Write out the whole listing exactly as it stands.

(Source records)

============================================================

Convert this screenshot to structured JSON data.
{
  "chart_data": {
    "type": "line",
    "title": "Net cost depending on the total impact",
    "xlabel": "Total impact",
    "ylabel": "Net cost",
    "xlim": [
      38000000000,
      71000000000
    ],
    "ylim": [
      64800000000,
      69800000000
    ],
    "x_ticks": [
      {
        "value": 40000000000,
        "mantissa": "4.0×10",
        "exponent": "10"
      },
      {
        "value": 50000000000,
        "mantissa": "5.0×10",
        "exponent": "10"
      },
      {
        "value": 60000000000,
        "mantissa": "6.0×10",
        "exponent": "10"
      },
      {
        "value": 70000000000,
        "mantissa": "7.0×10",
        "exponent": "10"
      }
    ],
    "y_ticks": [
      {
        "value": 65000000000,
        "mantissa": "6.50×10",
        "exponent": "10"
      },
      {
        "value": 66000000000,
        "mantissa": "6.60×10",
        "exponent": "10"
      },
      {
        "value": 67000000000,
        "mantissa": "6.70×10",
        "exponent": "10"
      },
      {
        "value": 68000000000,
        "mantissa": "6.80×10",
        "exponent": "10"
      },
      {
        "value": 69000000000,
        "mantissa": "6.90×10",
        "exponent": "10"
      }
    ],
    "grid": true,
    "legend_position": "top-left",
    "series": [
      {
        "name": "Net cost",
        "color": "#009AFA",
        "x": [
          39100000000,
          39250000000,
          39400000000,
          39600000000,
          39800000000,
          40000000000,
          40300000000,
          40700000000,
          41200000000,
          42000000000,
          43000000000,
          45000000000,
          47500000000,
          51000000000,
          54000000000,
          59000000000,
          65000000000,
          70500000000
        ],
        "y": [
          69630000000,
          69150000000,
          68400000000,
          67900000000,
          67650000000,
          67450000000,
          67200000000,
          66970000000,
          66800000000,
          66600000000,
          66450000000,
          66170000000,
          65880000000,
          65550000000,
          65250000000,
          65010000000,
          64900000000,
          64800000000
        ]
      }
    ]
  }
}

============================================================

Full output —
Convert this screenshot to structured JSON data.
{
  "chart_data": {
    "type": "line",
    "title": "Net cost depending on the total impact",
    "xlabel": "Total impact",
    "ylabel": "Net cost",
    "xlim": [
      38000000000,
      71000000000
    ],
    "ylim": [
      64800000000,
      69800000000
    ],
    "x_ticks": [
      {
        "value": 40000000000,
        "mantissa": "4.0×10",
        "exponent": "10"
      },
      {
        "value": 50000000000,
        "mantissa": "5.0×10",
        "exponent": "10"
      },
      {
        "value": 60000000000,
        "mantissa": "6.0×10",
        "exponent": "10"
      },
      {
        "value": 70000000000,
        "mantissa": "7.0×10",
        "exponent": "10"
      }
    ],
    "y_ticks": [
      {
        "value": 65000000000,
        "mantissa": "6.50×10",
        "exponent": "10"
      },
      {
        "value": 66000000000,
        "mantissa": "6.60×10",
        "exponent": "10"
      },
      {
        "value": 67000000000,
        "mantissa": "6.70×10",
        "exponent": "10"
      },
      {
        "value": 68000000000,
        "mantissa": "6.80×10",
        "exponent": "10"
      },
      {
        "value": 69000000000,
        "mantissa": "6.90×10",
        "exponent": "10"
      }
    ],
    "grid": true,
    "legend_position": "top-left",
    "series": [
      {
        "name": "Net cost",
        "color": "#009AFA",
        "x": [
          39100000000,
          39250000000,
          39400000000,
          39600000000,
          39800000000,
          40000000000,
          40300000000,
          40700000000,
          41200000000,
          42000000000,
          43000000000,
          45000000000,
          47500000000,
          51000000000,
          54000000000,
          59000000000,
          65000000000,
          70500000000
        ],
        "y": [
          69630000000,
          69150000000,
          68400000000,
          67900000000,
          67650000000,
          67450000000,
          67200000000,
          66970000000,
          66800000000,
          66600000000,
          66450000000,
          66170000000,
          65880000000,
          65550000000,
          65250000000,
          65010000000,
          64900000000,
          64800000000
        ]
      }
    ]
  }
}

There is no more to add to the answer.